§ What the task asks
Look through the data below. Collect every line where the word "producteur" occurs.

§ Dataset entries
━━━━

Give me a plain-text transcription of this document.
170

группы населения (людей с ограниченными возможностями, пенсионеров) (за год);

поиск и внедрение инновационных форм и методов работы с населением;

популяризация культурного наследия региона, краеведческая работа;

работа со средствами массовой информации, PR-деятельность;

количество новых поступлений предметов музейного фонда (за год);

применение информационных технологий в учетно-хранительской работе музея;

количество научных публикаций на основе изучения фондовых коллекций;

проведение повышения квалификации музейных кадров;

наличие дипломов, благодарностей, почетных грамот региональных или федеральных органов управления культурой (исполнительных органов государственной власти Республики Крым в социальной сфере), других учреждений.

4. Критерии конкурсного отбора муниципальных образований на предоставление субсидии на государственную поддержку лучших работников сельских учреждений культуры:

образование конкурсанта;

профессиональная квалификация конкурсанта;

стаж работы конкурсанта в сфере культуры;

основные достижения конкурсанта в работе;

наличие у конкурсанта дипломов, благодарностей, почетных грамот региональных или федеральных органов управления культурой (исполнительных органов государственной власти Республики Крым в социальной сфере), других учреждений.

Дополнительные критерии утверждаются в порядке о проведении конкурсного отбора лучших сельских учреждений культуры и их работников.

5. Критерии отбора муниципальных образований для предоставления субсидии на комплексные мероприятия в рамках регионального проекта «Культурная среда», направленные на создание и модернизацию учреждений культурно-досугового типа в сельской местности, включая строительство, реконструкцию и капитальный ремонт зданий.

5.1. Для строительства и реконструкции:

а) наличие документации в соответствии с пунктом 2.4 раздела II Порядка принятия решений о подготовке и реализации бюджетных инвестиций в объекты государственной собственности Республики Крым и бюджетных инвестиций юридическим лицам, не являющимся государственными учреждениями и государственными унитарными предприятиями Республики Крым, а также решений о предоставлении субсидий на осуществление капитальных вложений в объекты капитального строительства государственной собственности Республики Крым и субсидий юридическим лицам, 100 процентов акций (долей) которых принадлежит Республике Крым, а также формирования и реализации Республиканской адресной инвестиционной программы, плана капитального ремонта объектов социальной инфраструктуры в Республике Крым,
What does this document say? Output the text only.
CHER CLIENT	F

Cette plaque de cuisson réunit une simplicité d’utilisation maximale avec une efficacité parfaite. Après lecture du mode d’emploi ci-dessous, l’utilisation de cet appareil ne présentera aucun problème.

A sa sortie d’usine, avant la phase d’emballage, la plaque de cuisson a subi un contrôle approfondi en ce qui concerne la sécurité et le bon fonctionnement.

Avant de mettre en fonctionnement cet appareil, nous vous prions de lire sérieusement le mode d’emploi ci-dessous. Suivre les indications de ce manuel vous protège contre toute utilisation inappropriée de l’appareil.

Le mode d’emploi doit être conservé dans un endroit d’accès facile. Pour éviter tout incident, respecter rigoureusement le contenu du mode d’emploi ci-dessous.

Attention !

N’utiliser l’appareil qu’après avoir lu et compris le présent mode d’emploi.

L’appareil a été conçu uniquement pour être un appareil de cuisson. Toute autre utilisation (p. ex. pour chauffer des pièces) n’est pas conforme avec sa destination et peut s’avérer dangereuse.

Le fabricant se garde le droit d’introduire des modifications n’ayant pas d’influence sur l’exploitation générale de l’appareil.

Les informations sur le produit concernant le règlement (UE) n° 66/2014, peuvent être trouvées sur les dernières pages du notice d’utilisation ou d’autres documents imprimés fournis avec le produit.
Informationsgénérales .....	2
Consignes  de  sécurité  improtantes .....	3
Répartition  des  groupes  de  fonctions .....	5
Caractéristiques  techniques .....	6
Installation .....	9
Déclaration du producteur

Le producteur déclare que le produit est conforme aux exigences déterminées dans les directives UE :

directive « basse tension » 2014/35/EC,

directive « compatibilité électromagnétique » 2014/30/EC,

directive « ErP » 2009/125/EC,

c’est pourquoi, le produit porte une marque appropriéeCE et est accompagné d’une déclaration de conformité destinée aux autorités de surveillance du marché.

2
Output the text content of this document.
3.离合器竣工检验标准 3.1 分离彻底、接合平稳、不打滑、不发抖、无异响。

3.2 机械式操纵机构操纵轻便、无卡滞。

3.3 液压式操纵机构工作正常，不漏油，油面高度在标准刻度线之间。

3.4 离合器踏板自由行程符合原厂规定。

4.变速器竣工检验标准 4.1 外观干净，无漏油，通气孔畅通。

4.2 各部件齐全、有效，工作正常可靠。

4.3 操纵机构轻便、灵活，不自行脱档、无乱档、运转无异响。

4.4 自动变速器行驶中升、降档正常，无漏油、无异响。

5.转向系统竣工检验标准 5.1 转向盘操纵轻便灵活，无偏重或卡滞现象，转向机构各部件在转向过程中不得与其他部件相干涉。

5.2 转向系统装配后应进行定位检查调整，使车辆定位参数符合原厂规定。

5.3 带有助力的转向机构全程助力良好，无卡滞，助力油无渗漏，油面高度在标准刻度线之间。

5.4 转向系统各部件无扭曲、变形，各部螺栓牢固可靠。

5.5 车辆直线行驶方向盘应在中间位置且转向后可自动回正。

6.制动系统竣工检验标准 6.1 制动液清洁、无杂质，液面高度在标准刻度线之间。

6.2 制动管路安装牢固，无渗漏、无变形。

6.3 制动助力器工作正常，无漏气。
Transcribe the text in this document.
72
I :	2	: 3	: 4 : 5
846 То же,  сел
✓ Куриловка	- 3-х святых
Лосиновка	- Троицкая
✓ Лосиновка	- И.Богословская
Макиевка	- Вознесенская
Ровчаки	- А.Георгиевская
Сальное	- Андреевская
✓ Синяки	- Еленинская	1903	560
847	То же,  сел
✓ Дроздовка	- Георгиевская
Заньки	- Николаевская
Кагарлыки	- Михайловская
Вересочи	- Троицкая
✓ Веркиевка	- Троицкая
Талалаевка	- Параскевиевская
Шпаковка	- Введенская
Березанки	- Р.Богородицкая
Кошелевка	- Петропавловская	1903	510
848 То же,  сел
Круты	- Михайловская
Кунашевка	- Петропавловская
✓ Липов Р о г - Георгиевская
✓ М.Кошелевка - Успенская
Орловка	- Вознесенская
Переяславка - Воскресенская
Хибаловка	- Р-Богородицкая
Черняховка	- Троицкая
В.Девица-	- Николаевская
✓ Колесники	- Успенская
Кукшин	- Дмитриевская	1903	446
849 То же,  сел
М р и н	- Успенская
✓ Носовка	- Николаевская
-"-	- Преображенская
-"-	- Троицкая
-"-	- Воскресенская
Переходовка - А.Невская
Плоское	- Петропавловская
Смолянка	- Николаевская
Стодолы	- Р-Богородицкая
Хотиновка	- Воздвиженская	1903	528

━━━━

§ Expected output
Déclaration du producteur
Le producteur déclare que le produit est conforme aux exigences déterminées dans les directives UE :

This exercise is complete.